Work to be completed
Reproduce each line exactly, including spacing and punctuation.

--- BEGIN Supplied entries ---

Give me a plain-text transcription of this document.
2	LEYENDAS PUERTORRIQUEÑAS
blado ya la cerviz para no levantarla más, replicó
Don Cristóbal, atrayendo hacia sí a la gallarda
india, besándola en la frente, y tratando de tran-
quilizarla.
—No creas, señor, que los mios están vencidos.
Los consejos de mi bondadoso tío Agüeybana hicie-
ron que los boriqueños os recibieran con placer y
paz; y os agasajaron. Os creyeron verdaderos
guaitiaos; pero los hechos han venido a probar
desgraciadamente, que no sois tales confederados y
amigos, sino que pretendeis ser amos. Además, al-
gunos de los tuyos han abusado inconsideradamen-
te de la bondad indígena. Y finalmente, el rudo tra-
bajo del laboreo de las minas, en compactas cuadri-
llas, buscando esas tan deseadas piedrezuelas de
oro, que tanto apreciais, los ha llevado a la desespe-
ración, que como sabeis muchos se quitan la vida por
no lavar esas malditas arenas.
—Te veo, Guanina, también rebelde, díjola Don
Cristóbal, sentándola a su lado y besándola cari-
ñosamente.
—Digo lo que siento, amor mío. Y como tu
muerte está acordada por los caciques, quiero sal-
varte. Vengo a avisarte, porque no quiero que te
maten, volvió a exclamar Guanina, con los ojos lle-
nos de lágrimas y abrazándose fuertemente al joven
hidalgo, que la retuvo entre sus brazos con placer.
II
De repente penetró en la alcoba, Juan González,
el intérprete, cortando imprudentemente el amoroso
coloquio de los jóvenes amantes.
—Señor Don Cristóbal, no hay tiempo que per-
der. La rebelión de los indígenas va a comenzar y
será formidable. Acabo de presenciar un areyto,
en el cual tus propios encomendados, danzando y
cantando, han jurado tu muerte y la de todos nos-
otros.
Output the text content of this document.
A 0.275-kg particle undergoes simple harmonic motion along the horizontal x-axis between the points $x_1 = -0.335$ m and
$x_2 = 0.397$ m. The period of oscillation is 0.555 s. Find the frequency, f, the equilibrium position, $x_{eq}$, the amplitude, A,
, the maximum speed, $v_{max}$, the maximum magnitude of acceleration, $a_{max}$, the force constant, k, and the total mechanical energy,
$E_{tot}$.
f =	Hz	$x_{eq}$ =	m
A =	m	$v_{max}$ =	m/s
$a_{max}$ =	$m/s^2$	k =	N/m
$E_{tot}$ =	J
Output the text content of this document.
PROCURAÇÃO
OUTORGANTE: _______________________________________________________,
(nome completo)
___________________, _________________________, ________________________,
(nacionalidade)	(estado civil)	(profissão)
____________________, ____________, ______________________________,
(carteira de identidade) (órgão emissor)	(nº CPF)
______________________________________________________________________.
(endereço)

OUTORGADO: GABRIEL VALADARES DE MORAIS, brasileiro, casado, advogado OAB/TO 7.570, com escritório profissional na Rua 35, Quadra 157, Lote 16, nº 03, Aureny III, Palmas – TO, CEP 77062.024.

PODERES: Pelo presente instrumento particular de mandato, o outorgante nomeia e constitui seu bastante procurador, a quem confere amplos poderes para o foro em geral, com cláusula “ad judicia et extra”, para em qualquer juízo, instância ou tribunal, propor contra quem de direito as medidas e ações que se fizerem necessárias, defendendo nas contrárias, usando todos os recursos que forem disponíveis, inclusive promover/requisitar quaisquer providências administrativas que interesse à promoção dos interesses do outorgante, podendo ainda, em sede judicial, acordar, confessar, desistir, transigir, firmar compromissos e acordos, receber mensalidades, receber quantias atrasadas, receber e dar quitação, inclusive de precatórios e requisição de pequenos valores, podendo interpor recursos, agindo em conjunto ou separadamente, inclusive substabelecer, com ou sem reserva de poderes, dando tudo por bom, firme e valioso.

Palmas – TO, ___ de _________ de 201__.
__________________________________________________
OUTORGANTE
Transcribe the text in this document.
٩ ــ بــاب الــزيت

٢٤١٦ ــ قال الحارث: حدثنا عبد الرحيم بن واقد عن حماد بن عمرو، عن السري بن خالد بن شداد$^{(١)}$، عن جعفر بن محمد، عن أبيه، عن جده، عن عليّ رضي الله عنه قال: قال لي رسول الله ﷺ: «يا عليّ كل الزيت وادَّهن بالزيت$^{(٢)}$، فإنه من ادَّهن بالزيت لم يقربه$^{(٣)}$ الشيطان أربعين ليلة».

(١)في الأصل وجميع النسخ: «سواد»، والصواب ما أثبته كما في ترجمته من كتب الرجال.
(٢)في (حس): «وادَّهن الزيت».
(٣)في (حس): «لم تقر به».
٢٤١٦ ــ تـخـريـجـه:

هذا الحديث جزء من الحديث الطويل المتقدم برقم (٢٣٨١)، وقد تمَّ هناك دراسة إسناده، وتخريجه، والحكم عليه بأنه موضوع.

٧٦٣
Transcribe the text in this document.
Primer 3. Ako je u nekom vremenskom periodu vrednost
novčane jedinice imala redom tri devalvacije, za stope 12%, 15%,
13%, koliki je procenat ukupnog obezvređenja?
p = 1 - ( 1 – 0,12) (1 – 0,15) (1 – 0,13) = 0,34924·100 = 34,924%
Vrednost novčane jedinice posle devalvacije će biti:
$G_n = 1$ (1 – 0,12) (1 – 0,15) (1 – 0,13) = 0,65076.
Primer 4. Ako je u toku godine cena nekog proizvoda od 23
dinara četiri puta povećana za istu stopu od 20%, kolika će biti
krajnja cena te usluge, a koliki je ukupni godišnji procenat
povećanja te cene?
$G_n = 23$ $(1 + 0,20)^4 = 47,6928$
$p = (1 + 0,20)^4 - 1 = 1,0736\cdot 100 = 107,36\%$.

--- END Supplied entries ---

Result of this task
Give me a plain-text transcription of this document.
2	LEYENDAS PUERTORRIQUEÑAS
blado ya la cerviz para no levantarla más, replicó
Don Cristóbal, atrayendo hacia sí a la gallarda
india, besándola en la frente, y tratando de tran-
quilizarla.
—No creas, señor, que los mios están vencidos.
Los consejos de mi bondadoso tío Agüeybana hicie-
ron que los boriqueños os recibieran con placer y
paz; y os agasajaron. Os creyeron verdaderos
guaitiaos; pero los hechos han venido a probar
desgraciadamente, que no sois tales confederados y
amigos, sino que pretendeis ser amos. Además, al-
gunos de los tuyos han abusado inconsideradamen-
te de la bondad indígena. Y finalmente, el rudo tra-
bajo del laboreo de las minas, en compactas cuadri-
llas, buscando esas tan deseadas piedrezuelas de
oro, que tanto apreciais, los ha llevado a la desespe-
ración, que como sabeis muchos se quitan la vida por
no lavar esas malditas arenas.
—Te veo, Guanina, también rebelde, díjola Don
Cristóbal, sentándola a su lado y besándola cari-
ñosamente.
—Digo lo que siento, amor mío. Y como tu
muerte está acordada por los caciques, quiero sal-
varte. Vengo a avisarte, porque no quiero que te
maten, volvió a exclamar Guanina, con los ojos lle-
nos de lágrimas y abrazándose fuertemente al joven
hidalgo, que la retuvo entre sus brazos con placer.
II
De repente penetró en la alcoba, Juan González,
el intérprete, cortando imprudentemente el amoroso
coloquio de los jóvenes amantes.
—Señor Don Cristóbal, no hay tiempo que per-
der. La rebelión de los indígenas va a comenzar y
será formidable. Acabo de presenciar un areyto,
en el cual tus propios encomendados, danzando y
cantando, han jurado tu muerte y la de todos nos-
otros.
Output the text content of this document.
A 0.275-kg particle undergoes simple harmonic motion along the horizontal x-axis between the points $x_1 = -0.335$ m and
$x_2 = 0.397$ m. The period of oscillation is 0.555 s. Find the frequency, f, the equilibrium position, $x_{eq}$, the amplitude, A,
, the maximum speed, $v_{max}$, the maximum magnitude of acceleration, $a_{max}$, the force constant, k, and the total mechanical energy,
$E_{tot}$.
f =	Hz	$x_{eq}$ =	m
A =	m	$v_{max}$ =	m/s
$a_{max}$ =	$m/s^2$	k =	N/m
$E_{tot}$ =	J
Output the text content of this document.
PROCURAÇÃO
OUTORGANTE: _______________________________________________________,
(nome completo)
___________________, _________________________, ________________________,
(nacionalidade)	(estado civil)	(profissão)
____________________, ____________, ______________________________,
(carteira de identidade) (órgão emissor)	(nº CPF)
______________________________________________________________________.
(endereço)

OUTORGADO: GABRIEL VALADARES DE MORAIS, brasileiro, casado, advogado OAB/TO 7.570, com escritório profissional na Rua 35, Quadra 157, Lote 16, nº 03, Aureny III, Palmas – TO, CEP 77062.024.

PODERES: Pelo presente instrumento particular de mandato, o outorgante nomeia e constitui seu bastante procurador, a quem confere amplos poderes para o foro em geral, com cláusula “ad judicia et extra”, para em qualquer juízo, instância ou tribunal, propor contra quem de direito as medidas e ações que se fizerem necessárias, defendendo nas contrárias, usando todos os recursos que forem disponíveis, inclusive promover/requisitar quaisquer providências administrativas que interesse à promoção dos interesses do outorgante, podendo ainda, em sede judicial, acordar, confessar, desistir, transigir, firmar compromissos e acordos, receber mensalidades, receber quantias atrasadas, receber e dar quitação, inclusive de precatórios e requisição de pequenos valores, podendo interpor recursos, agindo em conjunto ou separadamente, inclusive substabelecer, com ou sem reserva de poderes, dando tudo por bom, firme e valioso.

Palmas – TO, ___ de _________ de 201__.
__________________________________________________
OUTORGANTE
Transcribe the text in this document.
٩ ــ بــاب الــزيت

٢٤١٦ ــ قال الحارث: حدثنا عبد الرحيم بن واقد عن حماد بن عمرو، عن السري بن خالد بن شداد$^{(١)}$، عن جعفر بن محمد، عن أبيه، عن جده، عن عليّ رضي الله عنه قال: قال لي رسول الله ﷺ: «يا عليّ كل الزيت وادَّهن بالزيت$^{(٢)}$، فإنه من ادَّهن بالزيت لم يقربه$^{(٣)}$ الشيطان أربعين ليلة».

(١)في الأصل وجميع النسخ: «سواد»، والصواب ما أثبته كما في ترجمته من كتب الرجال.
(٢)في (حس): «وادَّهن الزيت».
(٣)في (حس): «لم تقر به».
٢٤١٦ ــ تـخـريـجـه:

هذا الحديث جزء من الحديث الطويل المتقدم برقم (٢٣٨١)، وقد تمَّ هناك دراسة إسناده، وتخريجه، والحكم عليه بأنه موضوع.

٧٦٣
Transcribe the text in this document.
Primer 3. Ako je u nekom vremenskom periodu vrednost
novčane jedinice imala redom tri devalvacije, za stope 12%, 15%,
13%, koliki je procenat ukupnog obezvređenja?
p = 1 - ( 1 – 0,12) (1 – 0,15) (1 – 0,13) = 0,34924·100 = 34,924%
Vrednost novčane jedinice posle devalvacije će biti:
$G_n = 1$ (1 – 0,12) (1 – 0,15) (1 – 0,13) = 0,65076.
Primer 4. Ako je u toku godine cena nekog proizvoda od 23
dinara četiri puta povećana za istu stopu od 20%, kolika će biti
krajnja cena te usluge, a koliki je ukupni godišnji procenat
povećanja te cene?
$G_n = 23$ $(1 + 0,20)^4 = 47,6928$
$p = (1 + 0,20)^4 - 1 = 1,0736\cdot 100 = 107,36\%$.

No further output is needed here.